### What the task requires:
Using the listing below, extract each line that has the word "Total" in it.

### Data supplied:

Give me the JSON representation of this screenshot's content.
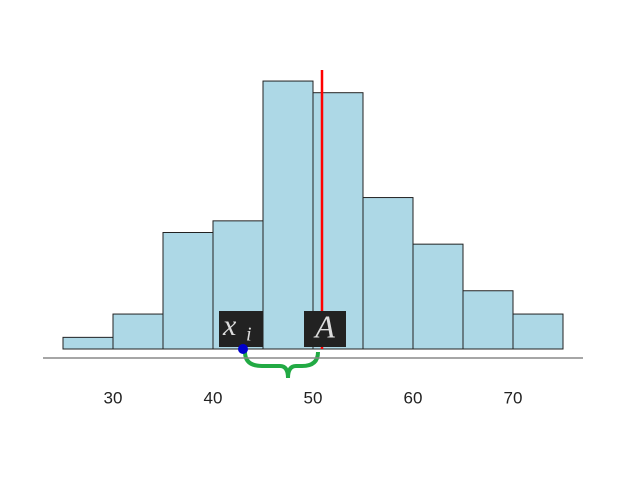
{
  "chart_data": {
    "type": "histogram",
    "bins": [
      25,
      30,
      35,
      40,
      45,
      50,
      55,
      60,
      65,
      70,
      75
    ],
    "counts": [
      1,
      3,
      10,
      11,
      23,
      22,
      13,
      9,
      5,
      3
    ],
    "color": "#add8e6",
    "xlim": [
      23,
      77
    ],
    "xticks": [
      30,
      40,
      50,
      60,
      70
    ],
    "reference_line": {
      "value": 50.9,
      "color": "#ff0000"
    },
    "point": {
      "value": 43,
      "color": "#0000cc"
    },
    "annotations": {
      "point_label": "x",
      "point_label_subscript": "i",
      "line_label": "A"
    }
  }
}
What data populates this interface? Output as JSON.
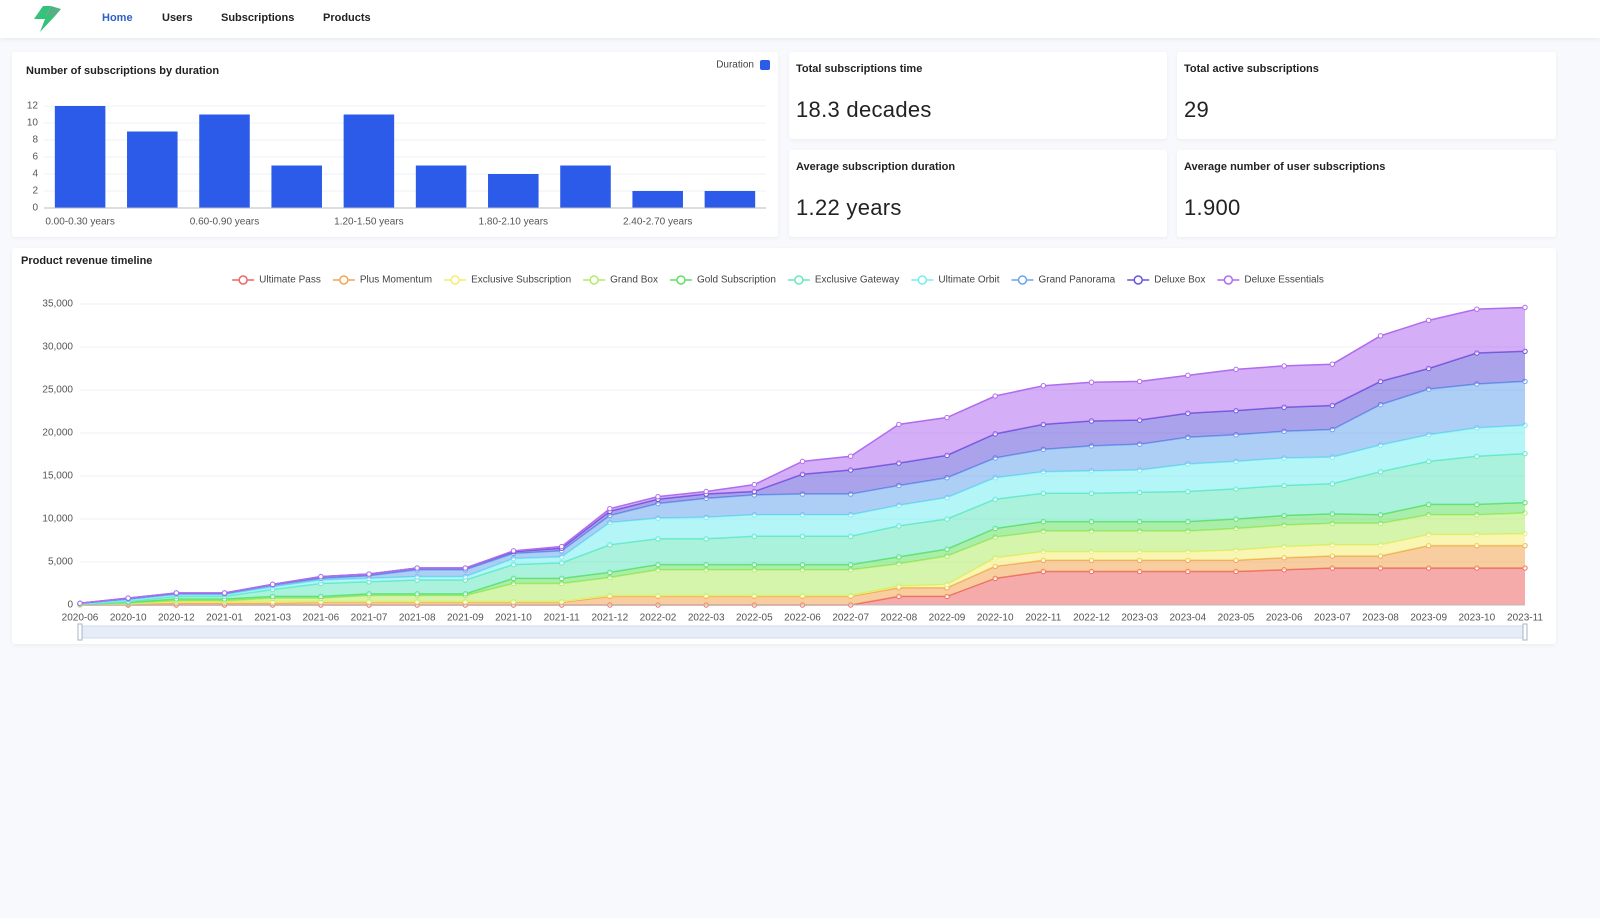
{
  "nav": {
    "links": [
      "Home",
      "Users",
      "Subscriptions",
      "Products"
    ],
    "active": 0
  },
  "stats": [
    {
      "label": "Total subscriptions time",
      "value": "18.3 decades"
    },
    {
      "label": "Total active subscriptions",
      "value": "29"
    },
    {
      "label": "Average subscription duration",
      "value": "1.22 years"
    },
    {
      "label": "Average number of user subscriptions",
      "value": "1.900"
    }
  ],
  "chart_data": [
    {
      "type": "bar",
      "title": "Number of subscriptions by duration",
      "categories": [
        "0.00-0.30 years",
        null,
        "0.60-0.90 years",
        null,
        "1.20-1.50 years",
        null,
        "1.80-2.10 years",
        null,
        "2.40-2.70 years",
        null
      ],
      "series": [
        {
          "name": "Duration",
          "color": "#2b5be8",
          "values": [
            12,
            9,
            11,
            5,
            11,
            5,
            4,
            5,
            2,
            2
          ]
        }
      ],
      "ylim": [
        0,
        12
      ],
      "yticks": [
        0,
        2,
        4,
        6,
        8,
        10,
        12
      ],
      "grid": true,
      "legend": "top-right"
    },
    {
      "type": "area",
      "stacked": true,
      "title": "Product revenue timeline",
      "categories": [
        "2020-06",
        "2020-10",
        "2020-12",
        "2021-01",
        "2021-03",
        "2021-06",
        "2021-07",
        "2021-08",
        "2021-09",
        "2021-10",
        "2021-11",
        "2021-12",
        "2022-02",
        "2022-03",
        "2022-05",
        "2022-06",
        "2022-07",
        "2022-08",
        "2022-09",
        "2022-10",
        "2022-11",
        "2022-12",
        "2023-03",
        "2023-04",
        "2023-05",
        "2023-06",
        "2023-07",
        "2023-08",
        "2023-09",
        "2023-10",
        "2023-11"
      ],
      "series": [
        {
          "name": "Ultimate Pass",
          "color": "#ee6666",
          "values": [
            0,
            0,
            0,
            0,
            0,
            0,
            0,
            0,
            0,
            0,
            0,
            0,
            0,
            0,
            0,
            0,
            0,
            1000,
            1000,
            3100,
            3900,
            3900,
            3900,
            3900,
            3900,
            4100,
            4300,
            4300,
            4300,
            4300,
            4300
          ]
        },
        {
          "name": "Plus Momentum",
          "color": "#f2a654",
          "values": [
            0,
            100,
            200,
            200,
            200,
            300,
            300,
            300,
            300,
            300,
            300,
            1000,
            1000,
            1000,
            1000,
            1000,
            1000,
            1000,
            1000,
            1400,
            1300,
            1300,
            1300,
            1300,
            1300,
            1400,
            1400,
            1400,
            2600,
            2600,
            2600
          ]
        },
        {
          "name": "Exclusive Subscription",
          "color": "#f2ee72",
          "values": [
            0,
            50,
            200,
            200,
            200,
            100,
            100,
            100,
            100,
            100,
            100,
            100,
            100,
            100,
            100,
            100,
            100,
            200,
            400,
            1000,
            1000,
            1000,
            1000,
            1000,
            1200,
            1300,
            1300,
            1300,
            1300,
            1300,
            1400
          ]
        },
        {
          "name": "Grand Box",
          "color": "#b4ec68",
          "values": [
            100,
            50,
            100,
            100,
            400,
            400,
            700,
            700,
            700,
            2100,
            2100,
            2100,
            3000,
            3000,
            3000,
            3000,
            3000,
            2600,
            3300,
            2400,
            2400,
            2400,
            2400,
            2400,
            2500,
            2500,
            2500,
            2500,
            2300,
            2300,
            2400
          ]
        },
        {
          "name": "Gold Subscription",
          "color": "#62e062",
          "values": [
            0,
            100,
            200,
            200,
            200,
            200,
            200,
            200,
            200,
            600,
            600,
            600,
            600,
            600,
            600,
            600,
            600,
            800,
            800,
            1000,
            1100,
            1100,
            1100,
            1100,
            1100,
            1100,
            1100,
            1000,
            1200,
            1200,
            1200
          ]
        },
        {
          "name": "Exclusive Gateway",
          "color": "#66e8c0",
          "values": [
            0,
            100,
            300,
            300,
            800,
            1500,
            1400,
            1600,
            1600,
            1600,
            1800,
            3200,
            3000,
            3000,
            3300,
            3300,
            3300,
            3600,
            3500,
            3400,
            3300,
            3300,
            3400,
            3500,
            3500,
            3500,
            3500,
            5000,
            5000,
            5600,
            5700
          ]
        },
        {
          "name": "Ultimate Orbit",
          "color": "#76eef2",
          "values": [
            50,
            200,
            200,
            200,
            300,
            400,
            400,
            400,
            400,
            700,
            700,
            2600,
            2400,
            2500,
            2500,
            2500,
            2500,
            2400,
            2500,
            2500,
            2500,
            2600,
            2600,
            3200,
            3200,
            3200,
            3100,
            3100,
            3100,
            3300,
            3300
          ]
        },
        {
          "name": "Grand Panorama",
          "color": "#6aa6ec",
          "values": [
            50,
            100,
            100,
            100,
            200,
            200,
            300,
            800,
            800,
            600,
            700,
            800,
            1700,
            2200,
            2300,
            2400,
            2400,
            2300,
            2300,
            2300,
            2600,
            2900,
            3000,
            3100,
            3100,
            3100,
            3200,
            4700,
            5300,
            5100,
            5100
          ]
        },
        {
          "name": "Deluxe Box",
          "color": "#6656dc",
          "values": [
            0,
            100,
            100,
            100,
            100,
            200,
            200,
            200,
            200,
            200,
            300,
            500,
            500,
            500,
            400,
            2300,
            2800,
            2600,
            2600,
            2800,
            2900,
            2900,
            2800,
            2800,
            2800,
            2800,
            2800,
            2700,
            2400,
            3600,
            3500
          ]
        },
        {
          "name": "Deluxe Essentials",
          "color": "#b06cee",
          "values": [
            0,
            0,
            0,
            0,
            0,
            0,
            0,
            0,
            0,
            100,
            200,
            300,
            300,
            300,
            800,
            1500,
            1600,
            4500,
            4400,
            4400,
            4500,
            4500,
            4500,
            4400,
            4800,
            4800,
            4800,
            5300,
            5600,
            5100,
            5100
          ]
        }
      ],
      "ylim": [
        0,
        35000
      ],
      "yticks": [
        0,
        {
          "value": 5000,
          "label": "5,000"
        },
        {
          "value": 10000,
          "label": "10,000"
        },
        {
          "value": 15000,
          "label": "15,000"
        },
        {
          "value": 20000,
          "label": "20,000"
        },
        {
          "value": 25000,
          "label": "25,000"
        },
        {
          "value": 30000,
          "label": "30,000"
        },
        {
          "value": 35000,
          "label": "35,000"
        }
      ],
      "grid": true,
      "legend": "top"
    }
  ]
}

### Task answer:
      "label": "Total subscriptions time",
      "label": "Total active subscriptions",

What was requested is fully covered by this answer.